Task objective
Reproduce the material exactly, omitting nothing.
*** Data listing ***
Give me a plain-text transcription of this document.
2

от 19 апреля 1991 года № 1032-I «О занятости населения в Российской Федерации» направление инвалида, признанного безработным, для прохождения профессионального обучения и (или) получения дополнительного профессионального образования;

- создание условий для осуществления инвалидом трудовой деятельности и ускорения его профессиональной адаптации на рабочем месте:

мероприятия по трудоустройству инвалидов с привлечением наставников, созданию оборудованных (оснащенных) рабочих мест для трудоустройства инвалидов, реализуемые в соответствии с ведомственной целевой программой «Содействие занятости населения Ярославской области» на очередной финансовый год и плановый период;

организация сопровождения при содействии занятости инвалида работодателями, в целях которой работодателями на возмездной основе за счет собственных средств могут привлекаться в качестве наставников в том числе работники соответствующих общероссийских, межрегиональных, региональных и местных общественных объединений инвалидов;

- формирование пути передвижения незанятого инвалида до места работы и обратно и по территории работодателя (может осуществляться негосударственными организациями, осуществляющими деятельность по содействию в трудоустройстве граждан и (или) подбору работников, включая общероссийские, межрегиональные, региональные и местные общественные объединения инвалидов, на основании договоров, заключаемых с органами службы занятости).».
***
Written reply
Give me a plain-text transcription of this document.
2

от 19 апреля 1991 года № 1032-I «О занятости населения в Российской Федерации» направление инвалида, признанного безработным, для прохождения профессионального обучения и (или) получения дополнительного профессионального образования;

- создание условий для осуществления инвалидом трудовой деятельности и ускорения его профессиональной адаптации на рабочем месте:

мероприятия по трудоустройству инвалидов с привлечением наставников, созданию оборудованных (оснащенных) рабочих мест для трудоустройства инвалидов, реализуемые в соответствии с ведомственной целевой программой «Содействие занятости населения Ярославской области» на очередной финансовый год и плановый период;

организация сопровождения при содействии занятости инвалида работодателями, в целях которой работодателями на возмездной основе за счет собственных средств могут привлекаться в качестве наставников в том числе работники соответствующих общероссийских, межрегиональных, региональных и местных общественных объединений инвалидов;

- формирование пути передвижения незанятого инвалида до места работы и обратно и по территории работодателя (может осуществляться негосударственными организациями, осуществляющими деятельность по содействию в трудоустройстве граждан и (или) подбору работников, включая общероссийские, межрегиональные, региональные и местные общественные объединения инвалидов, на основании договоров, заключаемых с органами службы занятости).».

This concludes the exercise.